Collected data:
:::::
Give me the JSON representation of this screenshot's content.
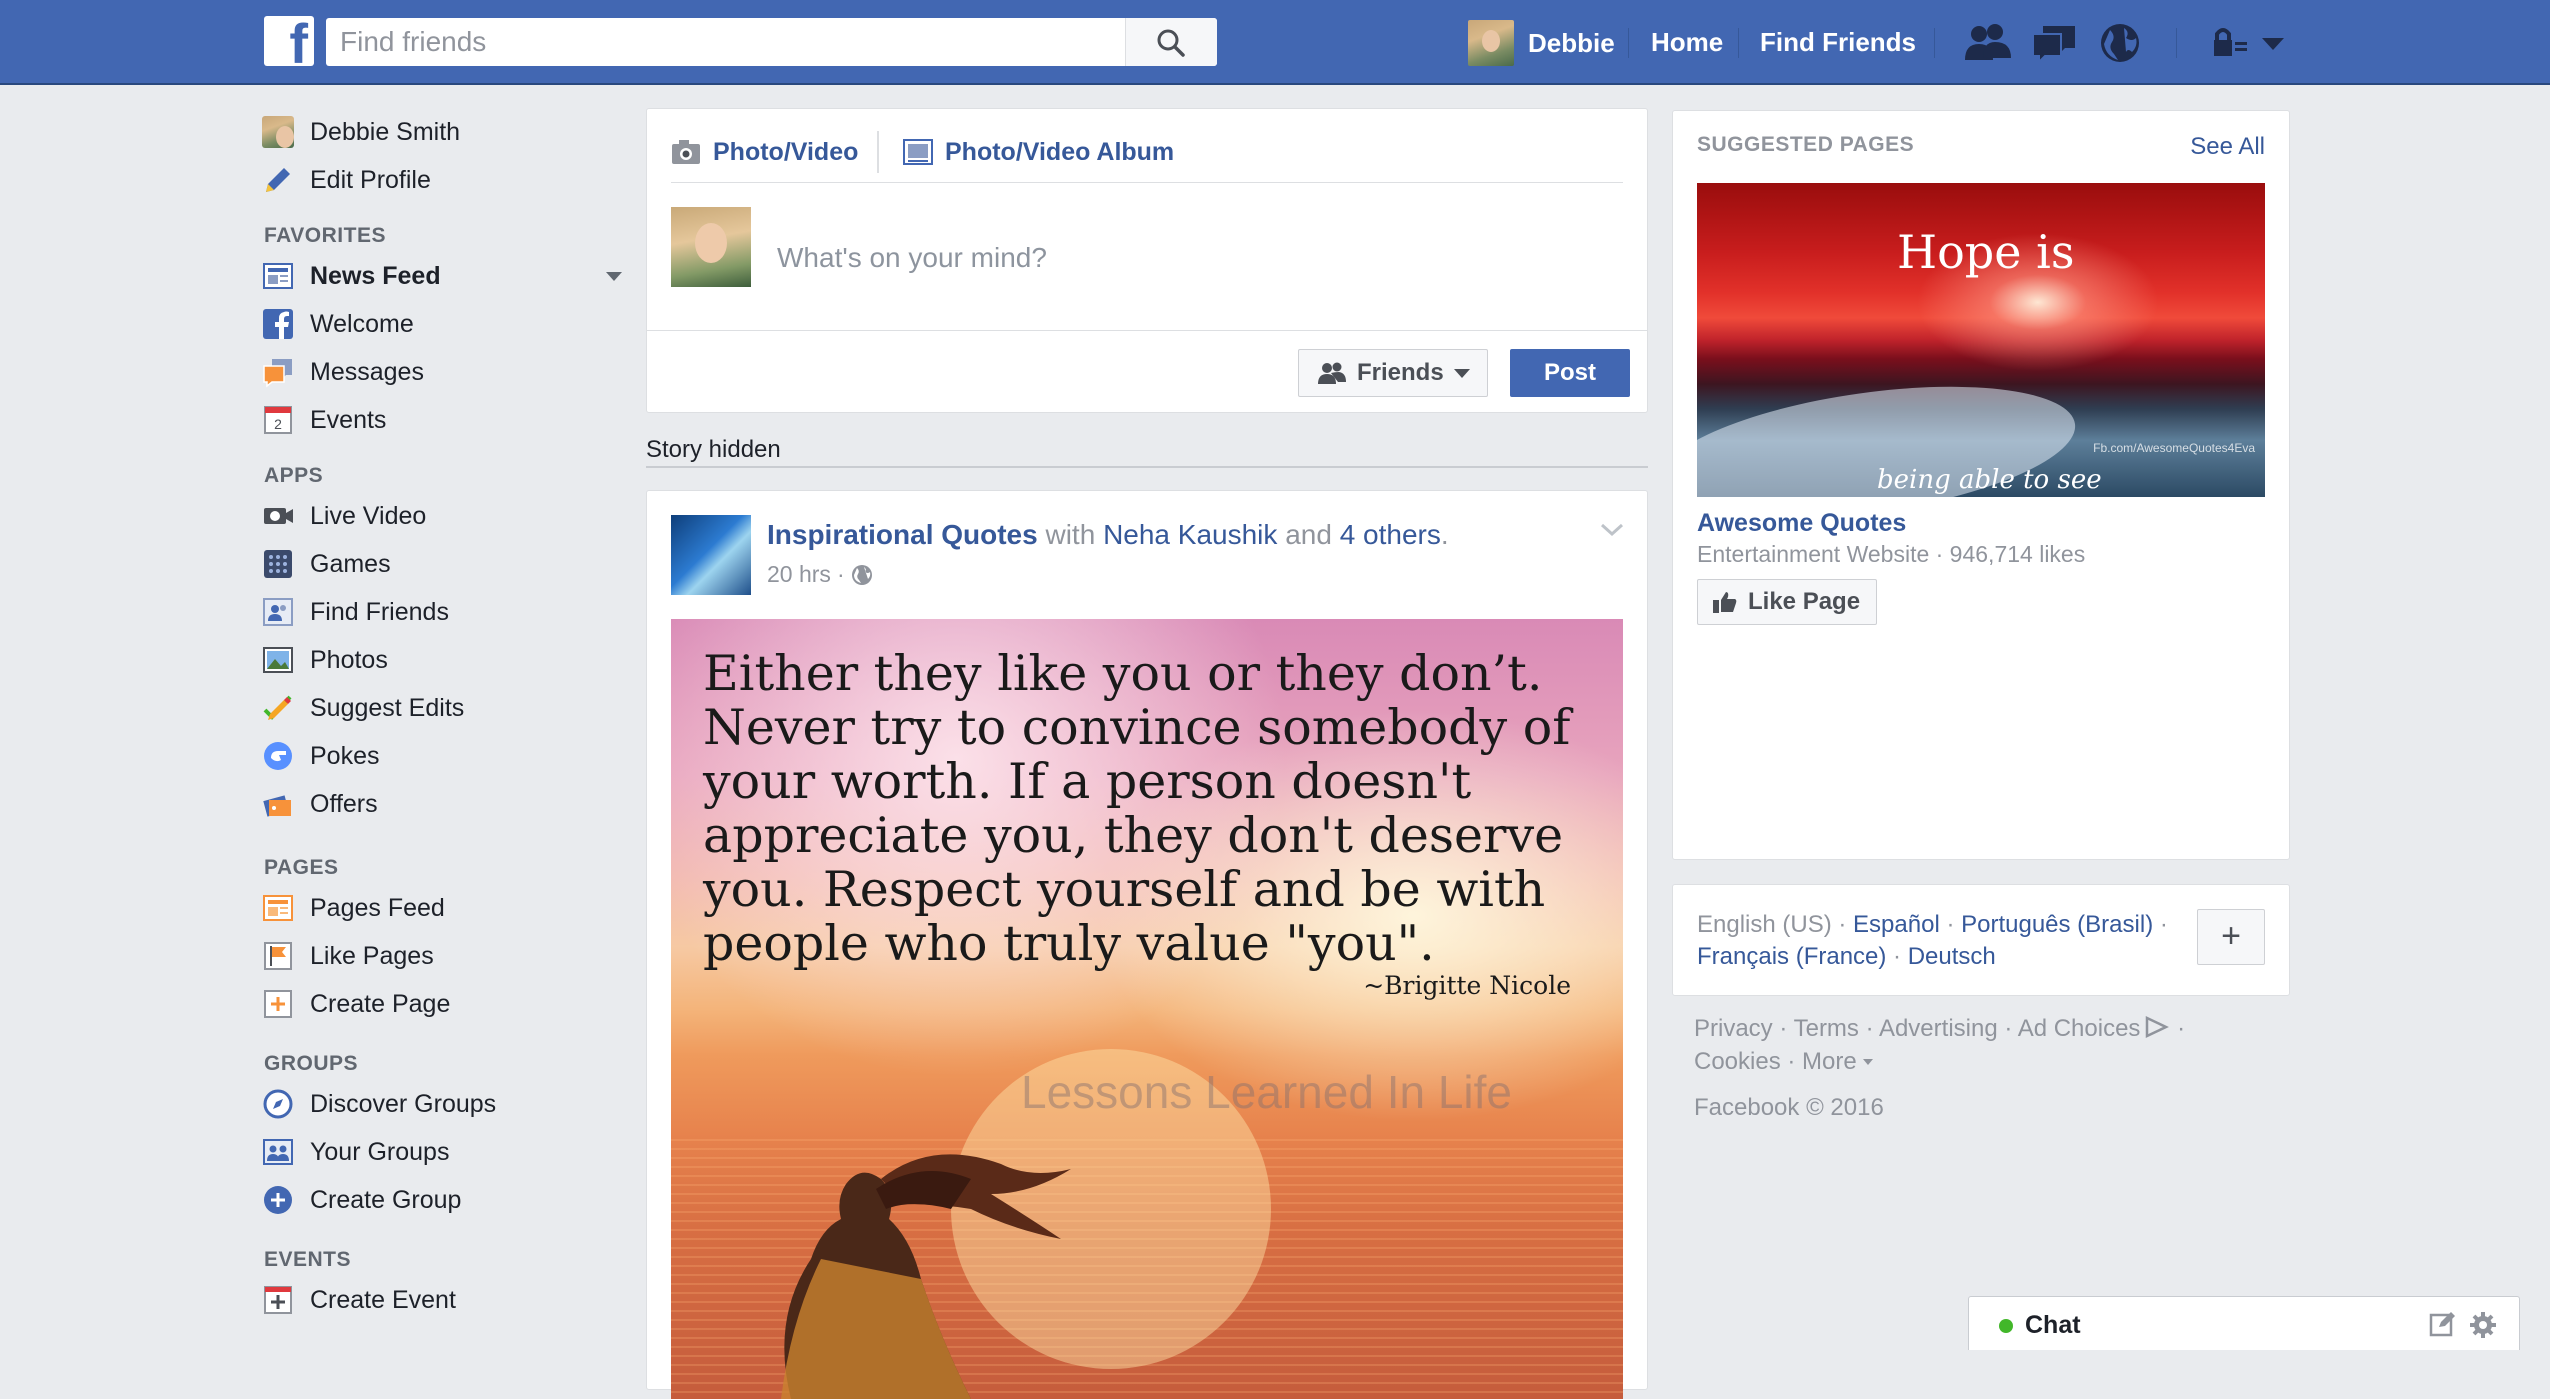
{
  "topbar": {
    "logo_letter": "f",
    "search_placeholder": "Find friends",
    "user_name": "Debbie",
    "home_label": "Home",
    "find_friends_label": "Find Friends",
    "icons": [
      "friend-requests-icon",
      "messages-icon",
      "notifications-globe-icon",
      "privacy-lock-icon",
      "account-caret-icon"
    ]
  },
  "leftnav": {
    "profile": [
      {
        "label": "Debbie Smith",
        "icon": "profile-avatar"
      },
      {
        "label": "Edit Profile",
        "icon": "pencil-icon"
      }
    ],
    "sections": [
      {
        "title": "FAVORITES",
        "items": [
          {
            "label": "News Feed",
            "icon": "news-feed-icon",
            "selected": true
          },
          {
            "label": "Welcome",
            "icon": "facebook-icon"
          },
          {
            "label": "Messages",
            "icon": "messages-icon"
          },
          {
            "label": "Events",
            "icon": "calendar-icon",
            "badge": "2"
          }
        ]
      },
      {
        "title": "APPS",
        "items": [
          {
            "label": "Live Video",
            "icon": "video-camera-icon"
          },
          {
            "label": "Games",
            "icon": "games-icon"
          },
          {
            "label": "Find Friends",
            "icon": "find-friends-icon"
          },
          {
            "label": "Photos",
            "icon": "photos-icon"
          },
          {
            "label": "Suggest Edits",
            "icon": "suggest-edits-icon"
          },
          {
            "label": "Pokes",
            "icon": "pokes-icon"
          },
          {
            "label": "Offers",
            "icon": "offers-icon"
          }
        ]
      },
      {
        "title": "PAGES",
        "items": [
          {
            "label": "Pages Feed",
            "icon": "pages-feed-icon"
          },
          {
            "label": "Like Pages",
            "icon": "flag-icon"
          },
          {
            "label": "Create Page",
            "icon": "create-page-icon"
          }
        ]
      },
      {
        "title": "GROUPS",
        "items": [
          {
            "label": "Discover Groups",
            "icon": "compass-icon"
          },
          {
            "label": "Your Groups",
            "icon": "groups-icon"
          },
          {
            "label": "Create Group",
            "icon": "plus-circle-icon"
          }
        ]
      },
      {
        "title": "EVENTS",
        "items": [
          {
            "label": "Create Event",
            "icon": "create-event-icon"
          }
        ]
      }
    ]
  },
  "composer": {
    "tab_photo": "Photo/Video",
    "tab_album": "Photo/Video Album",
    "placeholder": "What's on your mind?",
    "audience": "Friends",
    "post_label": "Post"
  },
  "feed": {
    "story_hidden": "Story hidden",
    "post": {
      "page_name": "Inspirational Quotes",
      "with_word": "with",
      "tagged": "Neha Kaushik",
      "and_word": "and",
      "others": "4 others",
      "period": ".",
      "time": "20 hrs",
      "separator": "·",
      "quote_lines": [
        "Either they like you or they don’t.",
        "Never try to convince somebody of",
        "your worth.  If a person doesn't",
        "appreciate you, they don't deserve",
        "you.  Respect yourself and be with",
        "people who  truly value \"you\"."
      ],
      "quote_author": "~Brigitte Nicole",
      "watermark": "Lessons Learned In Life"
    }
  },
  "suggested": {
    "title": "SUGGESTED PAGES",
    "see_all": "See All",
    "image_text": "Hope is",
    "image_footer": "being able to see",
    "image_credit": "Fb.com/AwesomeQuotes4Eva",
    "page_name": "Awesome Quotes",
    "subtitle": "Entertainment Website · 946,714 likes",
    "like_label": "Like Page"
  },
  "languages": {
    "current": "English (US)",
    "links": [
      "Español",
      "Português (Brasil)",
      "Français (France)",
      "Deutsch"
    ],
    "dot": " · ",
    "plus": "+"
  },
  "footer": {
    "links": [
      "Privacy",
      "Terms",
      "Advertising",
      "Ad Choices",
      "Cookies",
      "More"
    ],
    "copyright": "Facebook © 2016"
  },
  "chat": {
    "label": "Chat"
  },
  "colors": {
    "brand": "#4267b2",
    "link": "#365899",
    "online": "#42b72a",
    "page_bg": "#e9ebee"
  }
}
:::::
■ Exercise goal ■
Without the pictures, print the records in full, exactly as they appear.

■ Exercise answer ■
Give me the JSON representation of this screenshot's content.
{
  "topbar": {
    "logo_letter": "f",
    "search_placeholder": "Find friends",
    "user_name": "Debbie",
    "home_label": "Home",
    "find_friends_label": "Find Friends",
    "icons": [
      "friend-requests-icon",
      "messages-icon",
      "notifications-globe-icon",
      "privacy-lock-icon",
      "account-caret-icon"
    ]
  },
  "leftnav": {
    "profile": [
      {
        "label": "Debbie Smith",
        "icon": "profile-avatar"
      },
      {
        "label": "Edit Profile",
        "icon": "pencil-icon"
      }
    ],
    "sections": [
      {
        "title": "FAVORITES",
        "items": [
          {
            "label": "News Feed",
            "icon": "news-feed-icon",
            "selected": true
          },
          {
            "label": "Welcome",
            "icon": "facebook-icon"
          },
          {
            "label": "Messages",
            "icon": "messages-icon"
          },
          {
            "label": "Events",
            "icon": "calendar-icon",
            "badge": "2"
          }
        ]
      },
      {
        "title": "APPS",
        "items": [
          {
            "label": "Live Video",
            "icon": "video-camera-icon"
          },
          {
            "label": "Games",
            "icon": "games-icon"
          },
          {
            "label": "Find Friends",
            "icon": "find-friends-icon"
          },
          {
            "label": "Photos",
            "icon": "photos-icon"
          },
          {
            "label": "Suggest Edits",
            "icon": "suggest-edits-icon"
          },
          {
            "label": "Pokes",
            "icon": "pokes-icon"
          },
          {
            "label": "Offers",
            "icon": "offers-icon"
          }
        ]
      },
      {
        "title": "PAGES",
        "items": [
          {
            "label": "Pages Feed",
            "icon": "pages-feed-icon"
          },
          {
            "label": "Like Pages",
            "icon": "flag-icon"
          },
          {
            "label": "Create Page",
            "icon": "create-page-icon"
          }
        ]
      },
      {
        "title": "GROUPS",
        "items": [
          {
            "label": "Discover Groups",
            "icon": "compass-icon"
          },
          {
            "label": "Your Groups",
            "icon": "groups-icon"
          },
          {
            "label": "Create Group",
            "icon": "plus-circle-icon"
          }
        ]
      },
      {
        "title": "EVENTS",
        "items": [
          {
            "label": "Create Event",
            "icon": "create-event-icon"
          }
        ]
      }
    ]
  },
  "composer": {
    "tab_photo": "Photo/Video",
    "tab_album": "Photo/Video Album",
    "placeholder": "What's on your mind?",
    "audience": "Friends",
    "post_label": "Post"
  },
  "feed": {
    "story_hidden": "Story hidden",
    "post": {
      "page_name": "Inspirational Quotes",
      "with_word": "with",
      "tagged": "Neha Kaushik",
      "and_word": "and",
      "others": "4 others",
      "period": ".",
      "time": "20 hrs",
      "separator": "·",
      "quote_lines": [
        "Either they like you or they don’t.",
        "Never try to convince somebody of",
        "your worth.  If a person doesn't",
        "appreciate you, they don't deserve",
        "you.  Respect yourself and be with",
        "people who  truly value \"you\"."
      ],
      "quote_author": "~Brigitte Nicole",
      "watermark": "Lessons Learned In Life"
    }
  },
  "suggested": {
    "title": "SUGGESTED PAGES",
    "see_all": "See All",
    "image_text": "Hope is",
    "image_footer": "being able to see",
    "image_credit": "Fb.com/AwesomeQuotes4Eva",
    "page_name": "Awesome Quotes",
    "subtitle": "Entertainment Website · 946,714 likes",
    "like_label": "Like Page"
  },
  "languages": {
    "current": "English (US)",
    "links": [
      "Español",
      "Português (Brasil)",
      "Français (France)",
      "Deutsch"
    ],
    "dot": " · ",
    "plus": "+"
  },
  "footer": {
    "links": [
      "Privacy",
      "Terms",
      "Advertising",
      "Ad Choices",
      "Cookies",
      "More"
    ],
    "copyright": "Facebook © 2016"
  },
  "chat": {
    "label": "Chat"
  },
  "colors": {
    "brand": "#4267b2",
    "link": "#365899",
    "online": "#42b72a",
    "page_bg": "#e9ebee"
  }
}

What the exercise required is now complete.